# Exercise inputs
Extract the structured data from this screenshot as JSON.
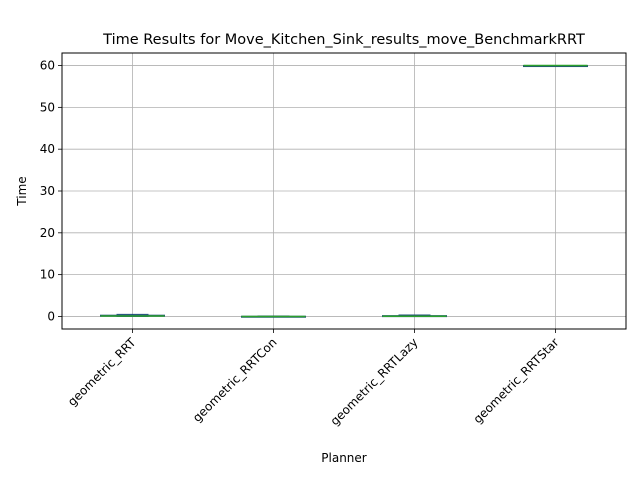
{
  "chart_data": {
    "type": "box",
    "title": "Time Results for Move_Kitchen_Sink_results_move_BenchmarkRRT",
    "xlabel": "Planner",
    "ylabel": "Time",
    "ylim": [
      -3,
      63
    ],
    "yticks": [
      0,
      10,
      20,
      30,
      40,
      50,
      60
    ],
    "grid": true,
    "categories": [
      "geometric_RRT",
      "geometric_RRTCon",
      "geometric_RRTLazy",
      "geometric_RRTStar"
    ],
    "series": [
      {
        "q1": 0.05,
        "median": 0.1,
        "q3": 0.3,
        "whisker_low": 0.0,
        "whisker_high": 0.5
      },
      {
        "q1": -0.05,
        "median": 0.0,
        "q3": 0.05,
        "whisker_low": -0.1,
        "whisker_high": 0.1
      },
      {
        "q1": 0.0,
        "median": 0.05,
        "q3": 0.2,
        "whisker_low": 0.0,
        "whisker_high": 0.35
      },
      {
        "q1": 60.0,
        "median": 60.0,
        "q3": 60.0,
        "whisker_low": 60.0,
        "whisker_high": 60.0
      }
    ],
    "colors": {
      "box": "#1f4e7a",
      "median": "#2ca02c",
      "grid": "#b0b0b0",
      "axes": "#000000"
    }
  }
}
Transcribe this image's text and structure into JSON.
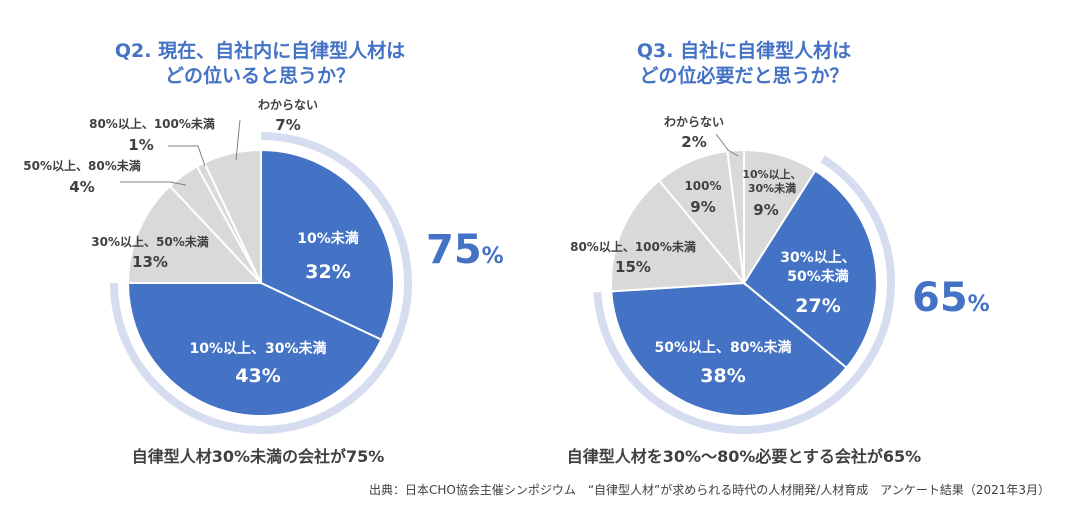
{
  "chart_data": [
    {
      "type": "pie",
      "title_line1": "Q2. 現在、自社内に自律型人材は",
      "title_line2": "どの位いると思うか？",
      "slices": [
        {
          "label": "10%未満",
          "pct_label": "32%",
          "value": 32,
          "color": "#4472c4"
        },
        {
          "label": "10%以上、30%未満",
          "pct_label": "43%",
          "value": 43,
          "color": "#4472c4"
        },
        {
          "label": "30%以上、50%未満",
          "pct_label": "13%",
          "value": 13,
          "color": "#d9d9d9"
        },
        {
          "label": "50%以上、80%未満",
          "pct_label": "4%",
          "value": 4,
          "color": "#d9d9d9"
        },
        {
          "label": "80%以上、100%未満",
          "pct_label": "1%",
          "value": 1,
          "color": "#d9d9d9"
        },
        {
          "label": "わからない",
          "pct_label": "7%",
          "value": 7,
          "color": "#d9d9d9"
        }
      ],
      "highlight_value": "75",
      "highlight_unit": "%",
      "summary": "自律型人材30%未満の会社が75%"
    },
    {
      "type": "pie",
      "title_line1": "Q3. 自社に自律型人材は",
      "title_line2": "どの位必要だと思うか？",
      "slices": [
        {
          "label": "10%以上、30%未満",
          "pct_label": "9%",
          "value": 9,
          "color": "#d9d9d9"
        },
        {
          "label": "30%以上、50%未満",
          "pct_label": "27%",
          "value": 27,
          "color": "#4472c4"
        },
        {
          "label": "50%以上、80%未満",
          "pct_label": "38%",
          "value": 38,
          "color": "#4472c4"
        },
        {
          "label": "80%以上、100%未満",
          "pct_label": "15%",
          "value": 15,
          "color": "#d9d9d9"
        },
        {
          "label": "100%",
          "pct_label": "9%",
          "value": 9,
          "color": "#d9d9d9"
        },
        {
          "label": "わからない",
          "pct_label": "2%",
          "value": 2,
          "color": "#d9d9d9"
        }
      ],
      "highlight_value": "65",
      "highlight_unit": "%",
      "summary": "自律型人材を30%～80%必要とする会社が65%"
    }
  ],
  "source": "出典：日本CHO協会主催シンポジウム　“自律型人材”が求められる時代の人材開発/人材育成　アンケート結果（2021年3月）",
  "colors": {
    "accent": "#4472c4",
    "neutral": "#d9d9d9",
    "arc": "#d6ddf0",
    "text": "#404040"
  }
}
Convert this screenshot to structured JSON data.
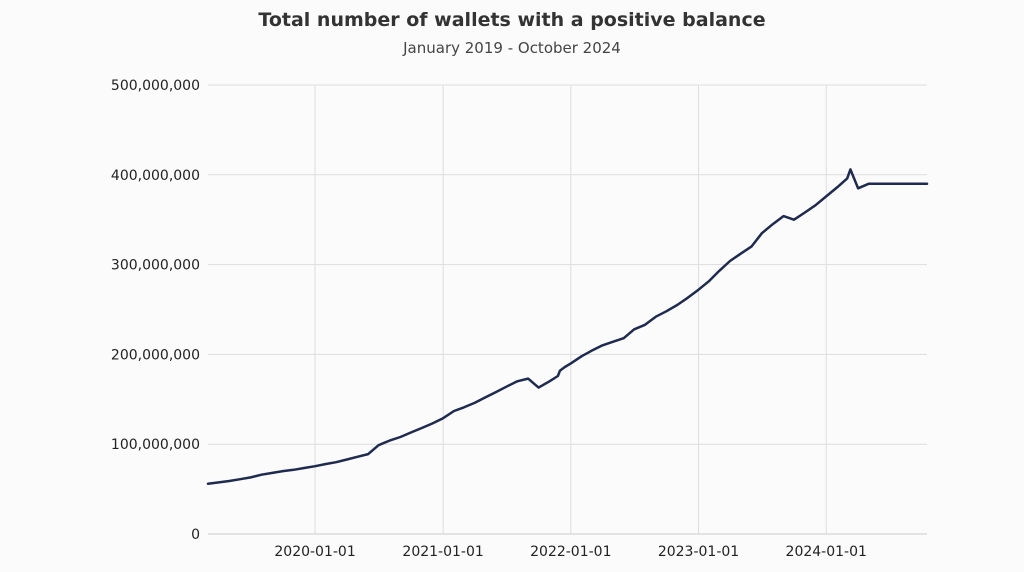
{
  "chart_data": {
    "type": "line",
    "title": "Total number of wallets with a positive balance",
    "subtitle": "January 2019 - October 2024",
    "xlabel": "",
    "ylabel": "",
    "xlim": [
      "2019-03-01",
      "2024-10-15"
    ],
    "ylim": [
      0,
      500000000
    ],
    "grid": true,
    "y_ticks": [
      0,
      100000000,
      200000000,
      300000000,
      400000000,
      500000000
    ],
    "y_tick_labels": [
      "0",
      "100,000,000",
      "200,000,000",
      "300,000,000",
      "400,000,000",
      "500,000,000"
    ],
    "x_ticks": [
      "2020-01-01",
      "2021-01-01",
      "2022-01-01",
      "2023-01-01",
      "2024-01-01"
    ],
    "x_tick_labels": [
      "2020-01-01",
      "2021-01-01",
      "2022-01-01",
      "2023-01-01",
      "2024-01-01"
    ],
    "colors": {
      "line": "#1f2a4f",
      "grid": "#dddddd",
      "background": "#fbfbfb"
    },
    "series": [
      {
        "x": [
          "2019-03-01",
          "2019-04-01",
          "2019-05-01",
          "2019-06-01",
          "2019-07-01",
          "2019-08-01",
          "2019-09-01",
          "2019-10-01",
          "2019-11-01",
          "2019-12-01",
          "2020-01-01",
          "2020-02-01",
          "2020-03-01",
          "2020-04-01",
          "2020-05-01",
          "2020-06-01",
          "2020-07-01",
          "2020-08-01",
          "2020-09-01",
          "2020-10-01",
          "2020-11-01",
          "2020-12-01",
          "2021-01-01",
          "2021-02-01",
          "2021-03-01",
          "2021-04-01",
          "2021-05-01",
          "2021-06-01",
          "2021-07-01",
          "2021-08-01",
          "2021-09-01",
          "2021-10-01",
          "2021-11-01",
          "2021-11-25",
          "2021-12-01",
          "2021-12-15",
          "2022-01-01",
          "2022-02-01",
          "2022-03-01",
          "2022-04-01",
          "2022-05-01",
          "2022-06-01",
          "2022-07-01",
          "2022-08-01",
          "2022-09-01",
          "2022-10-01",
          "2022-11-01",
          "2022-12-01",
          "2023-01-01",
          "2023-02-01",
          "2023-03-01",
          "2023-04-01",
          "2023-05-01",
          "2023-06-01",
          "2023-07-01",
          "2023-08-01",
          "2023-09-01",
          "2023-10-01",
          "2023-11-01",
          "2023-12-01",
          "2024-01-01",
          "2024-02-01",
          "2024-03-01",
          "2024-03-10",
          "2024-04-01",
          "2024-05-01",
          "2024-06-01",
          "2024-07-01",
          "2024-08-01",
          "2024-09-01",
          "2024-09-25",
          "2024-10-01",
          "2024-10-15"
        ],
        "values": [
          56000000,
          57500000,
          59000000,
          61000000,
          63000000,
          66000000,
          68000000,
          70000000,
          71500000,
          73500000,
          75500000,
          78000000,
          80000000,
          83000000,
          86000000,
          89000000,
          99000000,
          104000000,
          108000000,
          113000000,
          118000000,
          123000000,
          129000000,
          137000000,
          141000000,
          146000000,
          152000000,
          158000000,
          164000000,
          170000000,
          173000000,
          163000000,
          170000000,
          176000000,
          182000000,
          186000000,
          190000000,
          198000000,
          204000000,
          210000000,
          214000000,
          218000000,
          228000000,
          233000000,
          242000000,
          248000000,
          255000000,
          263000000,
          272000000,
          282000000,
          293000000,
          304000000,
          312000000,
          320000000,
          335000000,
          345000000,
          354000000,
          350000000,
          358000000,
          366000000,
          376000000,
          386000000,
          396000000,
          406000000,
          385000000,
          390000000,
          390000000,
          390000000,
          390000000,
          390000000,
          390000000,
          390000000,
          390000000
        ]
      }
    ]
  }
}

# Work to do
A faithful copy of the records above is needed, with the pictures left out.

# Task response
Extract the structured data from this screenshot as JSON.
{
  "chart_data": {
    "type": "box",
    "title": "Time Results for Move_Kitchen_Sink_results_move_BenchmarkRRT",
    "xlabel": "Planner",
    "ylabel": "Time",
    "ylim": [
      -3,
      63
    ],
    "yticks": [
      0,
      10,
      20,
      30,
      40,
      50,
      60
    ],
    "grid": true,
    "categories": [
      "geometric_RRT",
      "geometric_RRTCon",
      "geometric_RRTLazy",
      "geometric_RRTStar"
    ],
    "series": [
      {
        "q1": 0.05,
        "median": 0.1,
        "q3": 0.3,
        "whisker_low": 0.0,
        "whisker_high": 0.5
      },
      {
        "q1": -0.05,
        "median": 0.0,
        "q3": 0.05,
        "whisker_low": -0.1,
        "whisker_high": 0.1
      },
      {
        "q1": 0.0,
        "median": 0.05,
        "q3": 0.2,
        "whisker_low": 0.0,
        "whisker_high": 0.35
      },
      {
        "q1": 60.0,
        "median": 60.0,
        "q3": 60.0,
        "whisker_low": 60.0,
        "whisker_high": 60.0
      }
    ],
    "colors": {
      "box": "#1f4e7a",
      "median": "#2ca02c",
      "grid": "#b0b0b0",
      "axes": "#000000"
    }
  }
}
Transcribe this image's text and structure into JSON.
{
  "chart_data": [
    {
      "type": "pie",
      "title_line1": "Q2. 現在、自社内に自律型人材は",
      "title_line2": "どの位いると思うか？",
      "slices": [
        {
          "label": "10%未満",
          "pct_label": "32%",
          "value": 32,
          "color": "#4472c4"
        },
        {
          "label": "10%以上、30%未満",
          "pct_label": "43%",
          "value": 43,
          "color": "#4472c4"
        },
        {
          "label": "30%以上、50%未満",
          "pct_label": "13%",
          "value": 13,
          "color": "#d9d9d9"
        },
        {
          "label": "50%以上、80%未満",
          "pct_label": "4%",
          "value": 4,
          "color": "#d9d9d9"
        },
        {
          "label": "80%以上、100%未満",
          "pct_label": "1%",
          "value": 1,
          "color": "#d9d9d9"
        },
        {
          "label": "わからない",
          "pct_label": "7%",
          "value": 7,
          "color": "#d9d9d9"
        }
      ],
      "highlight_value": "75",
      "highlight_unit": "%",
      "summary": "自律型人材30%未満の会社が75%"
    },
    {
      "type": "pie",
      "title_line1": "Q3. 自社に自律型人材は",
      "title_line2": "どの位必要だと思うか？",
      "slices": [
        {
          "label": "10%以上、30%未満",
          "pct_label": "9%",
          "value": 9,
          "color": "#d9d9d9"
        },
        {
          "label": "30%以上、50%未満",
          "pct_label": "27%",
          "value": 27,
          "color": "#4472c4"
        },
        {
          "label": "50%以上、80%未満",
          "pct_label": "38%",
          "value": 38,
          "color": "#4472c4"
        },
        {
          "label": "80%以上、100%未満",
          "pct_label": "15%",
          "value": 15,
          "color": "#d9d9d9"
        },
        {
          "label": "100%",
          "pct_label": "9%",
          "value": 9,
          "color": "#d9d9d9"
        },
        {
          "label": "わからない",
          "pct_label": "2%",
          "value": 2,
          "color": "#d9d9d9"
        }
      ],
      "highlight_value": "65",
      "highlight_unit": "%",
      "summary": "自律型人材を30%～80%必要とする会社が65%"
    }
  ],
  "source": "出典：日本CHO協会主催シンポジウム　“自律型人材”が求められる時代の人材開発/人材育成　アンケート結果（2021年3月）",
  "colors": {
    "accent": "#4472c4",
    "neutral": "#d9d9d9",
    "arc": "#d6ddf0",
    "text": "#404040"
  }
}
Convert this screenshot to structured JSON data.
{
  "chart_data": {
    "type": "line",
    "title": "Total number of wallets with a positive balance",
    "subtitle": "January 2019 - October 2024",
    "xlabel": "",
    "ylabel": "",
    "xlim": [
      "2019-03-01",
      "2024-10-15"
    ],
    "ylim": [
      0,
      500000000
    ],
    "grid": true,
    "y_ticks": [
      0,
      100000000,
      200000000,
      300000000,
      400000000,
      500000000
    ],
    "y_tick_labels": [
      "0",
      "100,000,000",
      "200,000,000",
      "300,000,000",
      "400,000,000",
      "500,000,000"
    ],
    "x_ticks": [
      "2020-01-01",
      "2021-01-01",
      "2022-01-01",
      "2023-01-01",
      "2024-01-01"
    ],
    "x_tick_labels": [
      "2020-01-01",
      "2021-01-01",
      "2022-01-01",
      "2023-01-01",
      "2024-01-01"
    ],
    "colors": {
      "line": "#1f2a4f",
      "grid": "#dddddd",
      "background": "#fbfbfb"
    },
    "series": [
      {
        "x": [
          "2019-03-01",
          "2019-04-01",
          "2019-05-01",
          "2019-06-01",
          "2019-07-01",
          "2019-08-01",
          "2019-09-01",
          "2019-10-01",
          "2019-11-01",
          "2019-12-01",
          "2020-01-01",
          "2020-02-01",
          "2020-03-01",
          "2020-04-01",
          "2020-05-01",
          "2020-06-01",
          "2020-07-01",
          "2020-08-01",
          "2020-09-01",
          "2020-10-01",
          "2020-11-01",
          "2020-12-01",
          "2021-01-01",
          "2021-02-01",
          "2021-03-01",
          "2021-04-01",
          "2021-05-01",
          "2021-06-01",
          "2021-07-01",
          "2021-08-01",
          "2021-09-01",
          "2021-10-01",
          "2021-11-01",
          "2021-11-25",
          "2021-12-01",
          "2021-12-15",
          "2022-01-01",
          "2022-02-01",
          "2022-03-01",
          "2022-04-01",
          "2022-05-01",
          "2022-06-01",
          "2022-07-01",
          "2022-08-01",
          "2022-09-01",
          "2022-10-01",
          "2022-11-01",
          "2022-12-01",
          "2023-01-01",
          "2023-02-01",
          "2023-03-01",
          "2023-04-01",
          "2023-05-01",
          "2023-06-01",
          "2023-07-01",
          "2023-08-01",
          "2023-09-01",
          "2023-10-01",
          "2023-11-01",
          "2023-12-01",
          "2024-01-01",
          "2024-02-01",
          "2024-03-01",
          "2024-03-10",
          "2024-04-01",
          "2024-05-01",
          "2024-06-01",
          "2024-07-01",
          "2024-08-01",
          "2024-09-01",
          "2024-09-25",
          "2024-10-01",
          "2024-10-15"
        ],
        "values": [
          56000000,
          57500000,
          59000000,
          61000000,
          63000000,
          66000000,
          68000000,
          70000000,
          71500000,
          73500000,
          75500000,
          78000000,
          80000000,
          83000000,
          86000000,
          89000000,
          99000000,
          104000000,
          108000000,
          113000000,
          118000000,
          123000000,
          129000000,
          137000000,
          141000000,
          146000000,
          152000000,
          158000000,
          164000000,
          170000000,
          173000000,
          163000000,
          170000000,
          176000000,
          182000000,
          186000000,
          190000000,
          198000000,
          204000000,
          210000000,
          214000000,
          218000000,
          228000000,
          233000000,
          242000000,
          248000000,
          255000000,
          263000000,
          272000000,
          282000000,
          293000000,
          304000000,
          312000000,
          320000000,
          335000000,
          345000000,
          354000000,
          350000000,
          358000000,
          366000000,
          376000000,
          386000000,
          396000000,
          406000000,
          385000000,
          390000000,
          390000000,
          390000000,
          390000000,
          390000000,
          390000000,
          390000000,
          390000000
        ]
      }
    ]
  }
}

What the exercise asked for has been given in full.